* Items from a data source
"""

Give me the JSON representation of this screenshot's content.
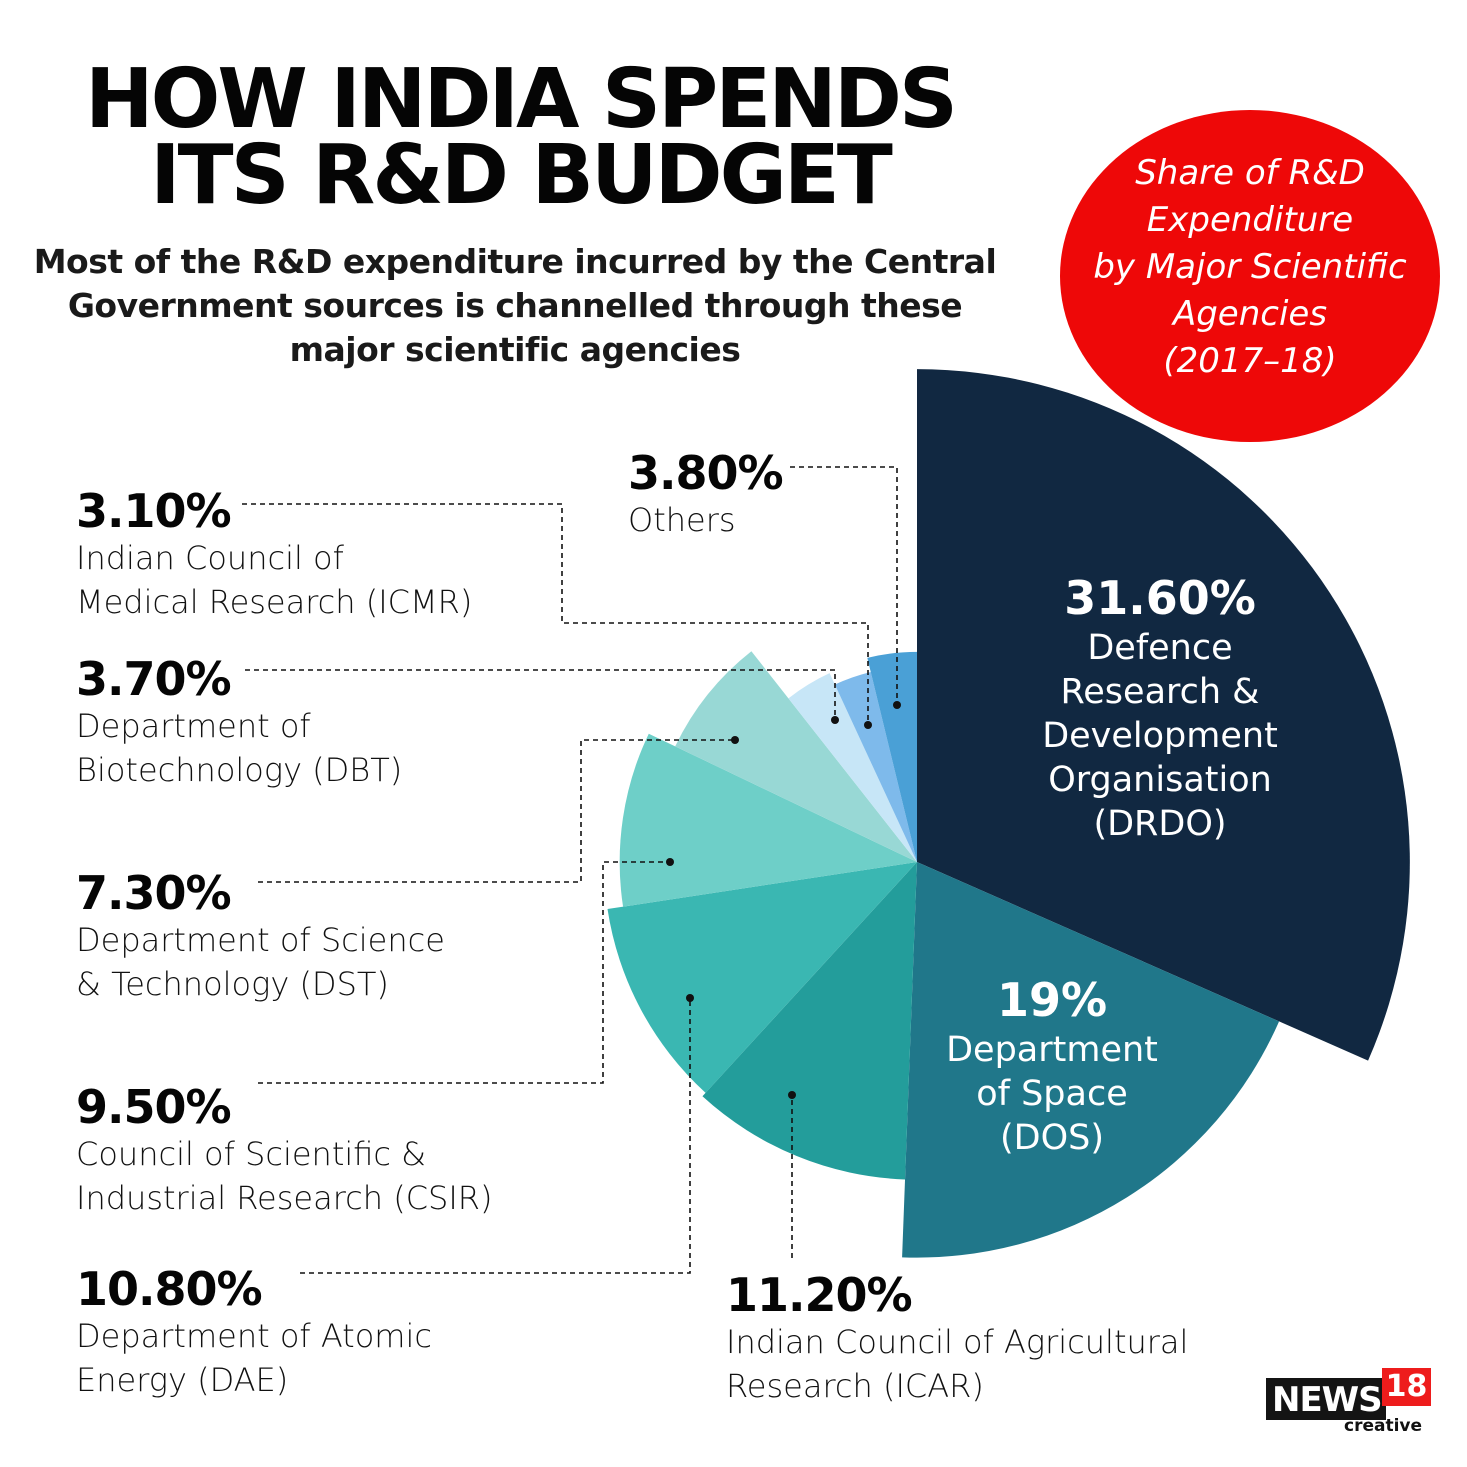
{
  "header": {
    "title_line1": "HOW INDIA SPENDS",
    "title_line2": "ITS R&D BUDGET",
    "subtitle": "Most of the R&D expenditure incurred by the Central Government sources is channelled through these major scientific agencies"
  },
  "badge": {
    "text": "Share of R&D\nExpenditure\nby Major Scientific\nAgencies\n(2017–18)",
    "color": "#ee0808"
  },
  "brand": {
    "news": "NEWS",
    "number": "18",
    "sub": "creative"
  },
  "chart_data": {
    "type": "pie",
    "variant": "polar-area (radius scaled by share)",
    "title": "Share of R&D Expenditure by Major Scientific Agencies (2017–18)",
    "unit": "%",
    "start": "top, clockwise",
    "slices": [
      {
        "key": "drdo",
        "pct_label": "31.60%",
        "value": 31.6,
        "name": "Defence\nResearch &\nDevelopment\nOrganisation\n(DRDO)",
        "color": "#112841"
      },
      {
        "key": "dos",
        "pct_label": "19%",
        "value": 19.0,
        "name": "Department\nof Space\n(DOS)",
        "color": "#20778a"
      },
      {
        "key": "icar",
        "pct_label": "11.20%",
        "value": 11.2,
        "name": "Indian Council of Agricultural\nResearch (ICAR)",
        "color": "#239d9b"
      },
      {
        "key": "dae",
        "pct_label": "10.80%",
        "value": 10.8,
        "name": "Department of Atomic\nEnergy (DAE)",
        "color": "#3ab7b2"
      },
      {
        "key": "csir",
        "pct_label": "9.50%",
        "value": 9.5,
        "name": "Council of Scientific &\nIndustrial Research (CSIR)",
        "color": "#6ecfc8"
      },
      {
        "key": "dst",
        "pct_label": "7.30%",
        "value": 7.3,
        "name": "Department of Science\n& Technology (DST)",
        "color": "#98d8d5"
      },
      {
        "key": "dbt",
        "pct_label": "3.70%",
        "value": 3.7,
        "name": "Department of\nBiotechnology (DBT)",
        "color": "#c7e6f7"
      },
      {
        "key": "icmr",
        "pct_label": "3.10%",
        "value": 3.1,
        "name": "Indian Council of\nMedical Research (ICMR)",
        "color": "#7ebaeb"
      },
      {
        "key": "others",
        "pct_label": "3.80%",
        "value": 3.8,
        "name": "Others",
        "color": "#4aa0d6"
      }
    ]
  }
}
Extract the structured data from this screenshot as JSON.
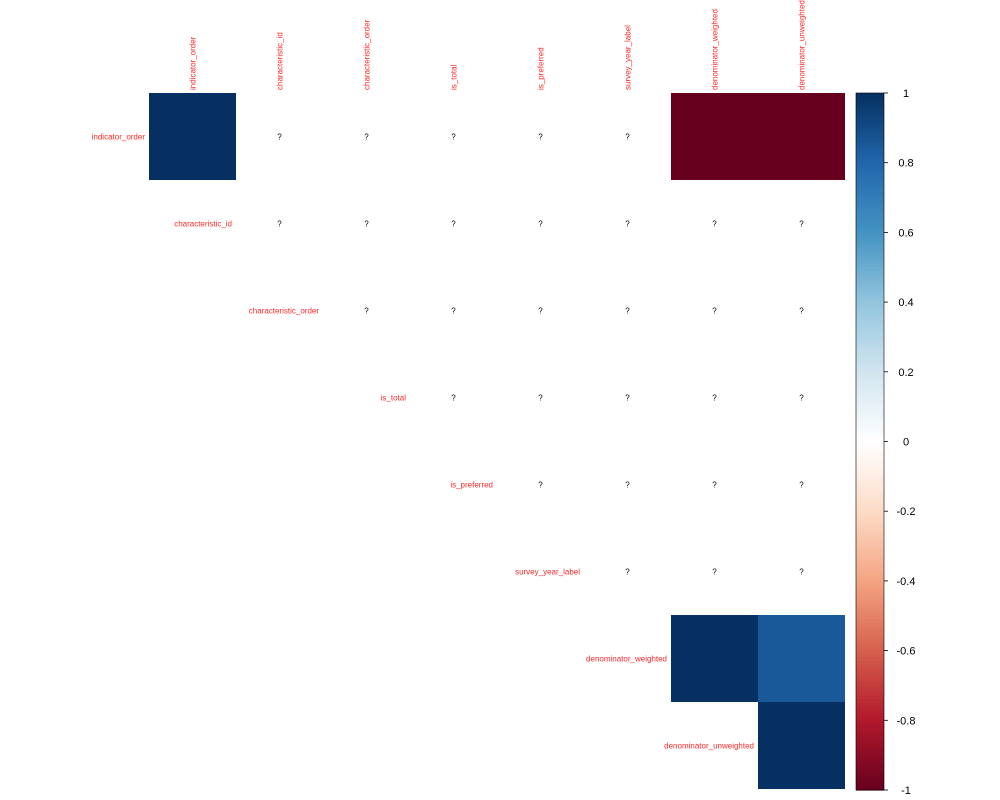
{
  "chart_data": {
    "type": "heatmap",
    "variables": [
      "indicator_order",
      "characteristic_id",
      "characteristic_order",
      "is_total",
      "is_preferred",
      "survey_year_label",
      "denominator_weighted",
      "denominator_unweighted"
    ],
    "matrix": [
      [
        1,
        null,
        null,
        null,
        null,
        null,
        -1,
        -1
      ],
      [
        null,
        null,
        null,
        null,
        null,
        null,
        null,
        null
      ],
      [
        null,
        null,
        null,
        null,
        null,
        null,
        null,
        null
      ],
      [
        null,
        null,
        null,
        null,
        null,
        null,
        null,
        null
      ],
      [
        null,
        null,
        null,
        null,
        null,
        null,
        null,
        null
      ],
      [
        null,
        null,
        null,
        null,
        null,
        null,
        null,
        null
      ],
      [
        null,
        null,
        null,
        null,
        null,
        null,
        1,
        0.85
      ],
      [
        null,
        null,
        null,
        null,
        null,
        null,
        null,
        1
      ]
    ],
    "missing_symbol": "?",
    "upper_triangle_only": true,
    "colorbar": {
      "ticks": [
        1,
        0.8,
        0.6,
        0.4,
        0.2,
        0,
        -0.2,
        -0.4,
        -0.6,
        -0.8,
        -1
      ],
      "tick_labels": [
        "1",
        "0.8",
        "0.6",
        "0.4",
        "0.2",
        "0",
        "-0.2",
        "-0.4",
        "-0.6",
        "-0.8",
        "-1"
      ],
      "range": [
        -1,
        1
      ],
      "colors": [
        "#67001f",
        "#b2182b",
        "#d6604d",
        "#f4a582",
        "#fddbc7",
        "#ffffff",
        "#d1e5f0",
        "#92c5de",
        "#4393c3",
        "#2166ac",
        "#053061"
      ]
    },
    "label_color": "#ff2a2a"
  }
}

"""

* Problem
Report all lines of the data that include the word "JSON".

* Output for this exercise
Give me the JSON representation of this screenshot's content.
Extract the structured data from this screenshot as JSON.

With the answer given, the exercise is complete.